Start Dataset entries

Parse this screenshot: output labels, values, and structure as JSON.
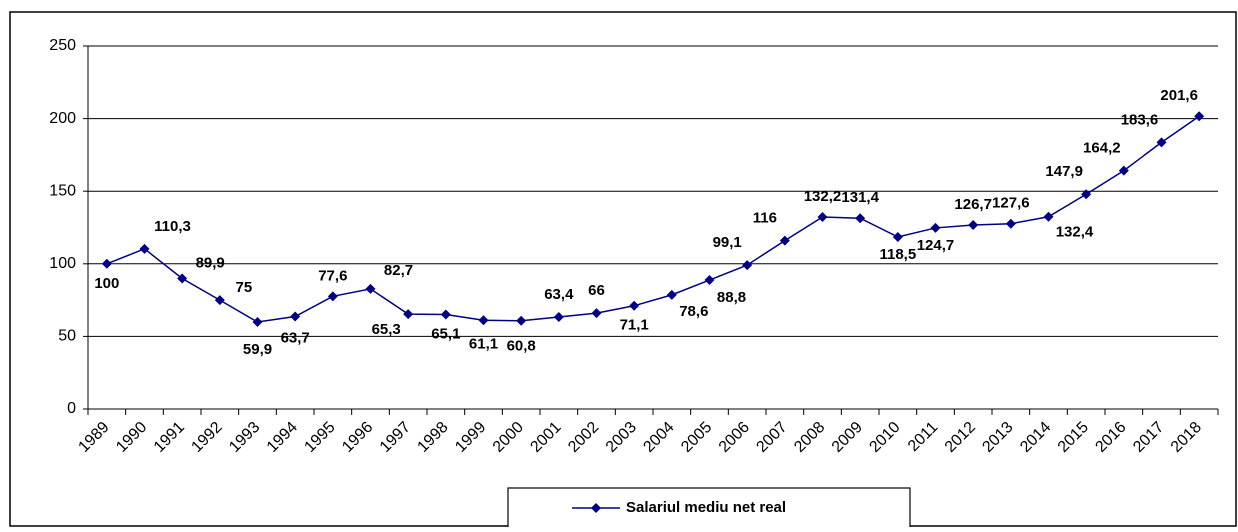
{
  "chart_data": {
    "type": "line",
    "categories": [
      "1989",
      "1990",
      "1991",
      "1992",
      "1993",
      "1994",
      "1995",
      "1996",
      "1997",
      "1998",
      "1999",
      "2000",
      "2001",
      "2002",
      "2003",
      "2004",
      "2005",
      "2006",
      "2007",
      "2008",
      "2009",
      "2010",
      "2011",
      "2012",
      "2013",
      "2014",
      "2015",
      "2016",
      "2017",
      "2018"
    ],
    "series": [
      {
        "name": "Salariul mediu net real",
        "color": "#000080",
        "values": [
          100,
          110.3,
          89.9,
          75,
          59.9,
          63.7,
          77.6,
          82.7,
          65.3,
          65.1,
          61.1,
          60.8,
          63.4,
          66,
          71.1,
          78.6,
          88.8,
          99.1,
          116,
          132.2,
          131.4,
          118.5,
          124.7,
          126.7,
          127.6,
          132.4,
          147.9,
          164.2,
          183.6,
          201.6
        ],
        "value_labels": [
          "100",
          "110,3",
          "89,9",
          "75",
          "59,9",
          "63,7",
          "77,6",
          "82,7",
          "65,3",
          "65,1",
          "61,1",
          "60,8",
          "63,4",
          "66",
          "71,1",
          "78,6",
          "88,8",
          "99,1",
          "116",
          "132,2",
          "131,4",
          "118,5",
          "124,7",
          "126,7",
          "127,6",
          "132,4",
          "147,9",
          "164,2",
          "183,6",
          "201,6"
        ]
      }
    ],
    "ylim": [
      0,
      250
    ],
    "yticks": [
      0,
      50,
      100,
      150,
      200,
      250
    ],
    "grid": true,
    "legend": "bottom"
  }
}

End Dataset entries

Task: Where a line contains the string "values", extract that line.

Exercise output:
Parse this screenshot: output labels, values, and structure as JSON.
        "values": [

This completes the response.